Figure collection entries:
((
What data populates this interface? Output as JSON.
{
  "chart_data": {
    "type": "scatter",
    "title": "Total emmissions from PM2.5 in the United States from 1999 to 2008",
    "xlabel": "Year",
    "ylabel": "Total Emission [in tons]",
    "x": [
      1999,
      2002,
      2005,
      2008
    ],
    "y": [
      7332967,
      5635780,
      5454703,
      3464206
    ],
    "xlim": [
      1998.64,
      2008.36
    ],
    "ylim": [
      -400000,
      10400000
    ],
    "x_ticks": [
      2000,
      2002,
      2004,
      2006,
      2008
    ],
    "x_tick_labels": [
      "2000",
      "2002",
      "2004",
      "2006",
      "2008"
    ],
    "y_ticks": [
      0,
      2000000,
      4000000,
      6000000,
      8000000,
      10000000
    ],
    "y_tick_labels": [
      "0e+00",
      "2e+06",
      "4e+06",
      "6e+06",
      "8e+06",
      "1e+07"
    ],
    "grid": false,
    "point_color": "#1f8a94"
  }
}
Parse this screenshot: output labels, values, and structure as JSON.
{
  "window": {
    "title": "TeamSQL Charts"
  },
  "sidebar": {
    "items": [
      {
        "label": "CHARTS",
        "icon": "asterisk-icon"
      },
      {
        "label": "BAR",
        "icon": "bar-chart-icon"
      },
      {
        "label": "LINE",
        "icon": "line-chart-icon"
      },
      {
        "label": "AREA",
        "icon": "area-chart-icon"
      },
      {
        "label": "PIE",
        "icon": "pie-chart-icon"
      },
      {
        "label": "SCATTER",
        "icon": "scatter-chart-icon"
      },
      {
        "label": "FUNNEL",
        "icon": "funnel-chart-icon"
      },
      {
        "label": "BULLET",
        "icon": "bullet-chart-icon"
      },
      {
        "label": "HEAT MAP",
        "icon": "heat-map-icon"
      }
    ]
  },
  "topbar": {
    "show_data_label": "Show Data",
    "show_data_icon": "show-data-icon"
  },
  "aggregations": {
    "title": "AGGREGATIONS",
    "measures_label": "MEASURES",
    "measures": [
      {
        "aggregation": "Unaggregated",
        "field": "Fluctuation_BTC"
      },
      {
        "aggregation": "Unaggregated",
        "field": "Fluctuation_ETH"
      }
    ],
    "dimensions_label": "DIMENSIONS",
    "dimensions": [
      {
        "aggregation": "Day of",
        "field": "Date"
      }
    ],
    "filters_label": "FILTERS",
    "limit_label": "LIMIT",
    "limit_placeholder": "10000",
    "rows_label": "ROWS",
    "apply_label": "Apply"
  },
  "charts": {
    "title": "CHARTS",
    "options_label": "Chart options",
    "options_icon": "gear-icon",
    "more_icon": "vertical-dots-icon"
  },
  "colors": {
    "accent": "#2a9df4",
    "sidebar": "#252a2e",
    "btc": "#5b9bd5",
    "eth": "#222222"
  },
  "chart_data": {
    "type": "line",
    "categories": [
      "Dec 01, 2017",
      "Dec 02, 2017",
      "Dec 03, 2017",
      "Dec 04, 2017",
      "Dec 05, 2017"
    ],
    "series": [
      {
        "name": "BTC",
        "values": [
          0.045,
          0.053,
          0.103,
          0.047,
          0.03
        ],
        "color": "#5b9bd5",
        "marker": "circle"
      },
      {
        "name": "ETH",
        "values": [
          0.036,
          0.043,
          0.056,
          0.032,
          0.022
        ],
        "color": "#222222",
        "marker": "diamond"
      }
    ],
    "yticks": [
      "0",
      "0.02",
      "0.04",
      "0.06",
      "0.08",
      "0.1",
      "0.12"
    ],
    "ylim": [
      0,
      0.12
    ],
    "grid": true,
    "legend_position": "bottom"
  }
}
))
**Set task**
List each line in the listing that contains the string "title".

**Response to this task**
    "title": "Total emmissions from PM2.5 in the United States from 1999 to 2008",
    "title": "TeamSQL Charts"
    "title": "AGGREGATIONS",
    "title": "CHARTS",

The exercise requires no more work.